:: Task brief ::
Restate the records that follow word for word; no pictures should appear.

:: Records to process ::
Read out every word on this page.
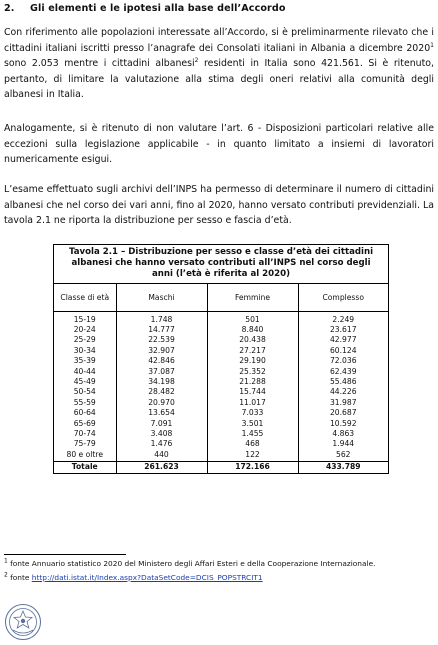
2. Gli elementi e le ipotesi alla base dell’Accordo

Con riferimento alle popolazioni interessate all’Accordo, si è preliminarmente rilevato che i cittadini italiani iscritti presso l’anagrafe dei Consolati italiani in Albania a dicembre 2020$^1$ sono 2.053 mentre i cittadini albanesi$^2$ residenti in Italia sono 421.561. Si è ritenuto, pertanto, di limitare la valutazione alla stima degli oneri relativi alla comunità degli albanesi in Italia.

Analogamente, si è ritenuto di non valutare l’art. 6 - Disposizioni particolari relative alle eccezioni sulla legislazione applicabile - in quanto limitato a insiemi di lavoratori numericamente esigui.

L’esame effettuato sugli archivi dell’INPS ha permesso di determinare il numero di cittadini albanesi che nel corso dei vari anni, fino al 2020, hanno versato contributi previdenziali. La tavola 2.1 ne riporta la distribuzione per sesso e fascia d’età.

Tavola 2.1 – Distribuzione per sesso e classe d’età dei cittadini albanesi che hanno versato contributi all’INPS nel corso degli anni (l’età è riferita al 2020)
Classe di età	Maschi	Femmine	Complesso
15-19	1.748	501	2.249
20-24	14.777	8.840	23.617
25-29	22.539	20.438	42.977
30-34	32.907	27.217	60.124
35-39	42.846	29.190	72.036
40-44	37.087	25.352	62.439
45-49	34.198	21.288	55.486
50-54	28.482	15.744	44.226
55-59	20.970	11.017	31.987
60-64	13.654	7.033	20.687
65-69	7.091	3.501	10.592
70-74	3.408	1.455	4.863
75-79	1.476	468	1.944
80 e oltre	440	122	562
Totale	261.623	172.166	433.789
$^1$ fonte Annuario statistico 2020 del Ministero degli Affari Esteri e della Cooperazione Internazionale.
$^2$ fonte http://dati.istat.it/Index.aspx?DataSetCode=DCIS_POPSTRCIT1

:: Result of this task ::
Read out every word on this page.
2. Gli elementi e le ipotesi alla base dell’Accordo

Con riferimento alle popolazioni interessate all’Accordo, si è preliminarmente rilevato che i cittadini italiani iscritti presso l’anagrafe dei Consolati italiani in Albania a dicembre 2020$^1$ sono 2.053 mentre i cittadini albanesi$^2$ residenti in Italia sono 421.561. Si è ritenuto, pertanto, di limitare la valutazione alla stima degli oneri relativi alla comunità degli albanesi in Italia.

Analogamente, si è ritenuto di non valutare l’art. 6 - Disposizioni particolari relative alle eccezioni sulla legislazione applicabile - in quanto limitato a insiemi di lavoratori numericamente esigui.

L’esame effettuato sugli archivi dell’INPS ha permesso di determinare il numero di cittadini albanesi che nel corso dei vari anni, fino al 2020, hanno versato contributi previdenziali. La tavola 2.1 ne riporta la distribuzione per sesso e fascia d’età.

Tavola 2.1 – Distribuzione per sesso e classe d’età dei cittadini albanesi che hanno versato contributi all’INPS nel corso degli anni (l’età è riferita al 2020)
Classe di età	Maschi	Femmine	Complesso
15-19	1.748	501	2.249
20-24	14.777	8.840	23.617
25-29	22.539	20.438	42.977
30-34	32.907	27.217	60.124
35-39	42.846	29.190	72.036
40-44	37.087	25.352	62.439
45-49	34.198	21.288	55.486
50-54	28.482	15.744	44.226
55-59	20.970	11.017	31.987
60-64	13.654	7.033	20.687
65-69	7.091	3.501	10.592
70-74	3.408	1.455	4.863
75-79	1.476	468	1.944
80 e oltre	440	122	562
Totale	261.623	172.166	433.789
$^1$ fonte Annuario statistico 2020 del Ministero degli Affari Esteri e della Cooperazione Internazionale.
$^2$ fonte http://dati.istat.it/Index.aspx?DataSetCode=DCIS_POPSTRCIT1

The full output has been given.